Recorded data:

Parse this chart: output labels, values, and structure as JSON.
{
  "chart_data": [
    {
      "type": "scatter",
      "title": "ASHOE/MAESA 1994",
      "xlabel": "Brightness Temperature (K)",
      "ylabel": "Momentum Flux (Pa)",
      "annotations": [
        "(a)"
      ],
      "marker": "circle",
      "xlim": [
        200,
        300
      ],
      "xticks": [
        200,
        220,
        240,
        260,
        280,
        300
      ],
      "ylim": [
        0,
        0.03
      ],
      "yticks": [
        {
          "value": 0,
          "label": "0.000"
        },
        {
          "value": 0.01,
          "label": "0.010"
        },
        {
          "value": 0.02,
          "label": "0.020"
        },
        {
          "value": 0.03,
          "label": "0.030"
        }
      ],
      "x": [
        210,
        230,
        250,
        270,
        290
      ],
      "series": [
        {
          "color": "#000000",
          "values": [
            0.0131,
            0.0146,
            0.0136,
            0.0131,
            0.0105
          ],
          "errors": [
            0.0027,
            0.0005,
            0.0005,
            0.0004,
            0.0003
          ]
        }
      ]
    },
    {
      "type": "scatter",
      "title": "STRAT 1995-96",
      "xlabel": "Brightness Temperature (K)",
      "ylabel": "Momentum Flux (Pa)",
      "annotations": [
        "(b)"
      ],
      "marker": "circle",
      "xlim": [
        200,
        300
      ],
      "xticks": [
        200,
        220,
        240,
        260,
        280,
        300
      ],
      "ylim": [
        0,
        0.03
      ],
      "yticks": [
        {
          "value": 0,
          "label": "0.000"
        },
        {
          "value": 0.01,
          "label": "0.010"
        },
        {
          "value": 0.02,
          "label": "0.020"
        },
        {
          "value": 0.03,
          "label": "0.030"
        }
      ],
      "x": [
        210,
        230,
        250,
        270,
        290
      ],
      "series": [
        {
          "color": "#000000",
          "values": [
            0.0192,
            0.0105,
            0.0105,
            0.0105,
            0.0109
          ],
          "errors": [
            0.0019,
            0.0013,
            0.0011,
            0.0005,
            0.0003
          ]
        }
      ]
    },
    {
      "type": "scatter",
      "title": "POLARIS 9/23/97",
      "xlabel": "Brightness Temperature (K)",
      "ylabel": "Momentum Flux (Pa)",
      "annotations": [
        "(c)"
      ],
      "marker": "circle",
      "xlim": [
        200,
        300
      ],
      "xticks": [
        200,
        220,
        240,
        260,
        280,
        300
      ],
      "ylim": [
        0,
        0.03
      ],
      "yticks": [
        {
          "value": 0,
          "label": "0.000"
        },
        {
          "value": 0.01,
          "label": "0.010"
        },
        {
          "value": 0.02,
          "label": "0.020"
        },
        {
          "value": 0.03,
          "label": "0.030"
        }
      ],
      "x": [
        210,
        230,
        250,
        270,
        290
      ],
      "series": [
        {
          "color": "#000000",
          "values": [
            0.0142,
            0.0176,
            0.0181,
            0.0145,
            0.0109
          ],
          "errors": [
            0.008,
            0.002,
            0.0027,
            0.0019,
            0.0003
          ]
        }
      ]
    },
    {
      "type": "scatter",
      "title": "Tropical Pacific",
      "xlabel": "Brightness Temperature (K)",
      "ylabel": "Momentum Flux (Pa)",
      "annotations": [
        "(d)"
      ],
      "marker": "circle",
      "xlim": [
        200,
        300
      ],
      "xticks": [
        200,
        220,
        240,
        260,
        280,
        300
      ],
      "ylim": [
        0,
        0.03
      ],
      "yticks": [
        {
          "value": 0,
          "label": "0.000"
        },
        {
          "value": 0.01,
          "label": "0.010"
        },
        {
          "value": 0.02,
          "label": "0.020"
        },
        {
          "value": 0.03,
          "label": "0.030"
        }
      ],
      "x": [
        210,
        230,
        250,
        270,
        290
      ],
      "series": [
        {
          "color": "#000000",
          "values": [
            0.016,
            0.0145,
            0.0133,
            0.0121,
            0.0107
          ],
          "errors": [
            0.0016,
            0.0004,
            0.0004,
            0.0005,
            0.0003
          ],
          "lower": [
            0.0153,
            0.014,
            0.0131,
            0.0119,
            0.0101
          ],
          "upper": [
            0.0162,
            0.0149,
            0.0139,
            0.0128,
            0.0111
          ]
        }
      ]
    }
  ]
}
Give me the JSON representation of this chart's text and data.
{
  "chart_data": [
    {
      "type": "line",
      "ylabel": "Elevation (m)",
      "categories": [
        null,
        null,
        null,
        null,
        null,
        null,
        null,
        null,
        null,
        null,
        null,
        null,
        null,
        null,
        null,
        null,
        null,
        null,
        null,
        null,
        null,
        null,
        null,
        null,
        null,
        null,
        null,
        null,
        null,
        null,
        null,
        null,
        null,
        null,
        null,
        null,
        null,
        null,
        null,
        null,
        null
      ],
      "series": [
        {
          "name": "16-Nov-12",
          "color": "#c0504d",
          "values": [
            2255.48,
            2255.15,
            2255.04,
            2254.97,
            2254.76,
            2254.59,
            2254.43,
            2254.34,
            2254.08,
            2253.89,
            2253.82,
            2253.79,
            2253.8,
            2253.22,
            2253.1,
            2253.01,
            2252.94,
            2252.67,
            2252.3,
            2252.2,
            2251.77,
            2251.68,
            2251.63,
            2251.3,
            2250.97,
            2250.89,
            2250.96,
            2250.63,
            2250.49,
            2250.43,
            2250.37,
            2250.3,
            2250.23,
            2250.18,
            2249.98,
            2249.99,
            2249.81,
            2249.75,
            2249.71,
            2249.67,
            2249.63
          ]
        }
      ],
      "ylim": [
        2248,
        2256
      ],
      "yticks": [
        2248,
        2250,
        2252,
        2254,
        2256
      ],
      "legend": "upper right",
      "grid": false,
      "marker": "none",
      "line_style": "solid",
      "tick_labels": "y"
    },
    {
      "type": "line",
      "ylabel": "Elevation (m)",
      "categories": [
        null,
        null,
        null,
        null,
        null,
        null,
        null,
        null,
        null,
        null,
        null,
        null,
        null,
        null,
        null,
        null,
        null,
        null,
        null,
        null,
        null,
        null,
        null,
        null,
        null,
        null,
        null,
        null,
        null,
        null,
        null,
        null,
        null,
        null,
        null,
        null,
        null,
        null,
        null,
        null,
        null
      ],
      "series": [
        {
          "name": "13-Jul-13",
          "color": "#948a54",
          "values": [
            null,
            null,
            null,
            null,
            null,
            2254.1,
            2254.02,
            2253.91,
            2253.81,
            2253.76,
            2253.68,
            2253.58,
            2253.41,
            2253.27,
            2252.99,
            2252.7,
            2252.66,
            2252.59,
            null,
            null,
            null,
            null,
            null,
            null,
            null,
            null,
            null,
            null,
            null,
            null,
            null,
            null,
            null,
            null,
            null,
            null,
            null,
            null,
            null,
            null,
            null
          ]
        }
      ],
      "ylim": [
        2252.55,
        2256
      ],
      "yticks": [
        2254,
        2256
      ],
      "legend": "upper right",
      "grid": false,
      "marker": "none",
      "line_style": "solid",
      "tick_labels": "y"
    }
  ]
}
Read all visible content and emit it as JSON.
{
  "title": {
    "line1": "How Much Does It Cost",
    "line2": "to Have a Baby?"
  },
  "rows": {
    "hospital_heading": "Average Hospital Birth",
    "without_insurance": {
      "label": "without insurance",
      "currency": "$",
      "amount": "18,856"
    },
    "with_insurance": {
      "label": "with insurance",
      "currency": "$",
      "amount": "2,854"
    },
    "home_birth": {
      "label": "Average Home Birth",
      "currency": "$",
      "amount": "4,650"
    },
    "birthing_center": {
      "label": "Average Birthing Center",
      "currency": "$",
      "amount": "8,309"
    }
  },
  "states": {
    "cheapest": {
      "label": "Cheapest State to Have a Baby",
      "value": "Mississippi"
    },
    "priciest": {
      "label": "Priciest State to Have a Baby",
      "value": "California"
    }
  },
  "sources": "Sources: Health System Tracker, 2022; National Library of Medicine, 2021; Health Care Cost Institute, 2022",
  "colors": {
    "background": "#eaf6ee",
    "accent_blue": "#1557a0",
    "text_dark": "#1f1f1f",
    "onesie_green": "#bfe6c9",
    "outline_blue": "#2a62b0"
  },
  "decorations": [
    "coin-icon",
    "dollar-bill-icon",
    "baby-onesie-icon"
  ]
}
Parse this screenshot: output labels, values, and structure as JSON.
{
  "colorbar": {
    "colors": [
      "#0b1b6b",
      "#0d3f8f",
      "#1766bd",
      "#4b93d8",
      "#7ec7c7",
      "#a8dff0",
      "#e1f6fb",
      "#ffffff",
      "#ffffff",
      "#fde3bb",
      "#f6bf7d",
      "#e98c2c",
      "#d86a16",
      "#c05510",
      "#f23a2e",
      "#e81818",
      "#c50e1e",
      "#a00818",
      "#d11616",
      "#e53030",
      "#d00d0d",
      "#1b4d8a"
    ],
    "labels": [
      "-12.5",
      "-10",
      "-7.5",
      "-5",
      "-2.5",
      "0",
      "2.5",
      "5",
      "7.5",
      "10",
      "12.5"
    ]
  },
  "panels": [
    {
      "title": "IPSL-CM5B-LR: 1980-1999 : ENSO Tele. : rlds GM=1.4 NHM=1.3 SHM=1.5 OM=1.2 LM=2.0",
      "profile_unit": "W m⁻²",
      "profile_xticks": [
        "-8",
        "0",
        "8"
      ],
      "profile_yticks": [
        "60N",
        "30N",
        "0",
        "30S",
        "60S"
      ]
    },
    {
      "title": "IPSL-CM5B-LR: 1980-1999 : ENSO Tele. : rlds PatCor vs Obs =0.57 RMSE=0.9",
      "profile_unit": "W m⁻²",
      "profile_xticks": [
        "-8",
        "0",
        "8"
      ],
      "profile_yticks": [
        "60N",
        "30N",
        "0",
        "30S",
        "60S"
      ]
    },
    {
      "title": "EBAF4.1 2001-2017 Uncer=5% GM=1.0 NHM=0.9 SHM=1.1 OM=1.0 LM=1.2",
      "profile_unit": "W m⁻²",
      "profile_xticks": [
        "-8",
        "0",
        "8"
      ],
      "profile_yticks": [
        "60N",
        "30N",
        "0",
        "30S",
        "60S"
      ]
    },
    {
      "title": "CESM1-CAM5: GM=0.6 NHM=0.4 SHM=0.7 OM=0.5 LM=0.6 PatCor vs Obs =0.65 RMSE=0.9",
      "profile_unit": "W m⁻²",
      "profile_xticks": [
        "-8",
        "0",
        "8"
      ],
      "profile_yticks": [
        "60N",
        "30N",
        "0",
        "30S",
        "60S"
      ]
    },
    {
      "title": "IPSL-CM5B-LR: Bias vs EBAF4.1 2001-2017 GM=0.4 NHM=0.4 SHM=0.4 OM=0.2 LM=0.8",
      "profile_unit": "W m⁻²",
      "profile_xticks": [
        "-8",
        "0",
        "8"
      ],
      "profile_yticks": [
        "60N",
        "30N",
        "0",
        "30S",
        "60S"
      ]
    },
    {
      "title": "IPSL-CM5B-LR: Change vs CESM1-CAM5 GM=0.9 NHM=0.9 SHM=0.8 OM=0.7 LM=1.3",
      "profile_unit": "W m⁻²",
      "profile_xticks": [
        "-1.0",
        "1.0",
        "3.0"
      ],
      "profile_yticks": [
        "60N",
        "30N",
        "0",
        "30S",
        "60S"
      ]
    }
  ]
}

# Exercise objective
List the lines that contain the word "amount".

# Full answer
      "amount": "18,856"
      "amount": "2,854"
      "amount": "4,650"
      "amount": "8,309"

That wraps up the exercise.